Find each line with the string "image" and copy it.

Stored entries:
┄┄┄┄┄┄

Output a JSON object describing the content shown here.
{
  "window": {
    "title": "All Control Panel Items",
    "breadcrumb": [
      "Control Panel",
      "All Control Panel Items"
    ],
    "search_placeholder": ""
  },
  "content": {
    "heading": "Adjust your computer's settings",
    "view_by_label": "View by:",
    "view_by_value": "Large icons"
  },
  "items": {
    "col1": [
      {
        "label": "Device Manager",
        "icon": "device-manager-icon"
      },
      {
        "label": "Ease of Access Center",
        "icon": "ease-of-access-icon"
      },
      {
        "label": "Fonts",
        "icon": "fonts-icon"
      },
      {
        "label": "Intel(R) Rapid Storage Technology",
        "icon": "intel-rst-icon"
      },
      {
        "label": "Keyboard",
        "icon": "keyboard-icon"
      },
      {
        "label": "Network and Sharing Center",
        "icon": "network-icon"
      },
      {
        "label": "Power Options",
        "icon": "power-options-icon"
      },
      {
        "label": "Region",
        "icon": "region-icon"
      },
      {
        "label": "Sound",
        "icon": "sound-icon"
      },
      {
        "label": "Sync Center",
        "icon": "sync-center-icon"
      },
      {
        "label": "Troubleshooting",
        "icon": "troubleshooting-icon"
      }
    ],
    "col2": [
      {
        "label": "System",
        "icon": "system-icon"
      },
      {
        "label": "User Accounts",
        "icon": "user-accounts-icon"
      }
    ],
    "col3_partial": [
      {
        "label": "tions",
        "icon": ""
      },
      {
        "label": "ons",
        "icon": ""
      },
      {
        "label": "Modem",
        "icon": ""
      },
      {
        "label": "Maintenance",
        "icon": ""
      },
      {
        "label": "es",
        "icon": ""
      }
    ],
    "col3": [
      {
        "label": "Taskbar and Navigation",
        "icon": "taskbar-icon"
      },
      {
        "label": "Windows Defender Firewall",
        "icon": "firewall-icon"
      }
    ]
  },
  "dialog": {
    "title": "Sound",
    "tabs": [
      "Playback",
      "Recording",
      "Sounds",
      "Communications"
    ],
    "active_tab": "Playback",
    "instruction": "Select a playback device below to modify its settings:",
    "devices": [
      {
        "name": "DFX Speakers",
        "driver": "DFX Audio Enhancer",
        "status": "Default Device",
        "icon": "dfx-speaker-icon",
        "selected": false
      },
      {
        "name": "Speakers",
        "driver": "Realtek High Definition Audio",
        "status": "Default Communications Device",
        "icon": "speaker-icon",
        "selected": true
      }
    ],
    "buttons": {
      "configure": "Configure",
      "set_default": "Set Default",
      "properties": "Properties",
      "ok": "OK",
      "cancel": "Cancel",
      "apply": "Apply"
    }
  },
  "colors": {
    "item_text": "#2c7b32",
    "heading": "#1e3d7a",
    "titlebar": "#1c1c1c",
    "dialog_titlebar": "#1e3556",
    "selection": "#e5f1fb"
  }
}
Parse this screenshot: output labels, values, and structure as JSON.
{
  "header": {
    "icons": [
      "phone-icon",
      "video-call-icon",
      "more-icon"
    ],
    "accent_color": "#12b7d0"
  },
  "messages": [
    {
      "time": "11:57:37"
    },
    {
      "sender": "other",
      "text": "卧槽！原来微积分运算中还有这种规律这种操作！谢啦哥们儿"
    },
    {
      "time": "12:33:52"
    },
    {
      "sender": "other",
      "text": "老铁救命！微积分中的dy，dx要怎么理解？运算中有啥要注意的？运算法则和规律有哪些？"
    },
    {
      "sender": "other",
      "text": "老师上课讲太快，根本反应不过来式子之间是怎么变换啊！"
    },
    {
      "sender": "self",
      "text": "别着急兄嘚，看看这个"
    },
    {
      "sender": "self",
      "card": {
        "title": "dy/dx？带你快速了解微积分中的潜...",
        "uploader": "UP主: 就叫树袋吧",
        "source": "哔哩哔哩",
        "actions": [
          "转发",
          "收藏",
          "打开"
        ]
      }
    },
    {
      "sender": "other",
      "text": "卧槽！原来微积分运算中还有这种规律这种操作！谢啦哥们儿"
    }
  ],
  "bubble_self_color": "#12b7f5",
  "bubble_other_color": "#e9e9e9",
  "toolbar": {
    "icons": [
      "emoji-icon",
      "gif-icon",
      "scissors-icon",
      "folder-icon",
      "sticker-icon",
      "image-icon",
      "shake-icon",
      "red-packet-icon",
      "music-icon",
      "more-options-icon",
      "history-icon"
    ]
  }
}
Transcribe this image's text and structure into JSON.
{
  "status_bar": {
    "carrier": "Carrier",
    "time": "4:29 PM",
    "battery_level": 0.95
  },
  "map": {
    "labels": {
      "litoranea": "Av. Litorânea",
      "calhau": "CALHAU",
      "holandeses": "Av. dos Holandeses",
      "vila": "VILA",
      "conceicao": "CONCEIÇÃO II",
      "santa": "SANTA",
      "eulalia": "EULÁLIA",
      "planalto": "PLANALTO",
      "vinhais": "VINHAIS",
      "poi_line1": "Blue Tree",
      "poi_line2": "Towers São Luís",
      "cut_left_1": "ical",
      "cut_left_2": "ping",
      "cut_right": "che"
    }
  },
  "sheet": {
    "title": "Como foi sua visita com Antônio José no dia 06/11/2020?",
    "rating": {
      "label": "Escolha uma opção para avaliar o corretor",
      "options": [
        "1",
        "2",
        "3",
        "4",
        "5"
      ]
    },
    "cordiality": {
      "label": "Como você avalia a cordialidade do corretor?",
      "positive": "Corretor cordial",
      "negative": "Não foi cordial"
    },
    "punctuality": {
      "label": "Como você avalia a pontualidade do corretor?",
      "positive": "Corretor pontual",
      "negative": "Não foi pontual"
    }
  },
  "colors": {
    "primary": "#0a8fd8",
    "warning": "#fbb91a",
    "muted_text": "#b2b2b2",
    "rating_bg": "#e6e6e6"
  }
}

┄┄┄┄┄┄

- Answer in full -
      "image-icon",
Transcribe this image's text and structure into JSON.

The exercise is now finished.